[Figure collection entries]
= = = = = = =

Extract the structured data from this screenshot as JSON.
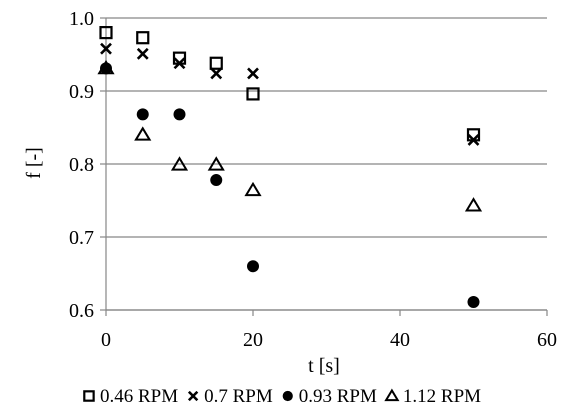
{
  "chart_data": {
    "type": "scatter",
    "title": "",
    "xlabel": "t [s]",
    "ylabel": "f [-]",
    "xlim": [
      0,
      60
    ],
    "ylim": [
      0.6,
      1.0
    ],
    "x_ticks": [
      0,
      20,
      40,
      60
    ],
    "y_ticks": [
      0.6,
      0.7,
      0.8,
      0.9,
      1.0
    ],
    "x_tick_labels": [
      "0",
      "20",
      "40",
      "60"
    ],
    "y_tick_labels": [
      "0.6",
      "0.7",
      "0.8",
      "0.9",
      "1.0"
    ],
    "grid": "horizontal",
    "legend_position": "bottom",
    "series": [
      {
        "name": "0.46 RPM",
        "marker": "square-open",
        "x": [
          0,
          5,
          10,
          15,
          20,
          50
        ],
        "y": [
          0.98,
          0.973,
          0.945,
          0.938,
          0.896,
          0.84
        ]
      },
      {
        "name": "0.7 RPM",
        "marker": "x",
        "x": [
          0,
          5,
          10,
          15,
          20,
          50
        ],
        "y": [
          0.958,
          0.951,
          0.938,
          0.924,
          0.924,
          0.833
        ]
      },
      {
        "name": "0.93 RPM",
        "marker": "circle-filled",
        "x": [
          0,
          5,
          10,
          15,
          20,
          50
        ],
        "y": [
          0.931,
          0.868,
          0.868,
          0.778,
          0.66,
          0.611
        ]
      },
      {
        "name": "1.12 RPM",
        "marker": "triangle-open",
        "x": [
          0,
          5,
          10,
          15,
          20,
          50
        ],
        "y": [
          0.931,
          0.84,
          0.799,
          0.799,
          0.764,
          0.743
        ]
      }
    ]
  }
}
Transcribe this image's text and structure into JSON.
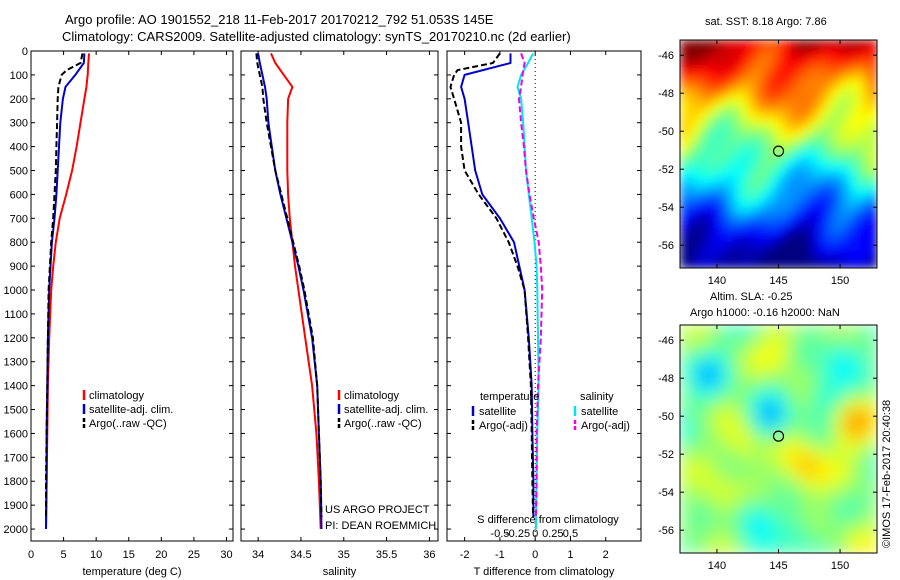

= = = = = = =

AIM: Locate the word "open" in the entries, and copy every line where it is found.

WRITTEN ANSWER:
        "marker": "square-open",
        "marker": "triangle-open",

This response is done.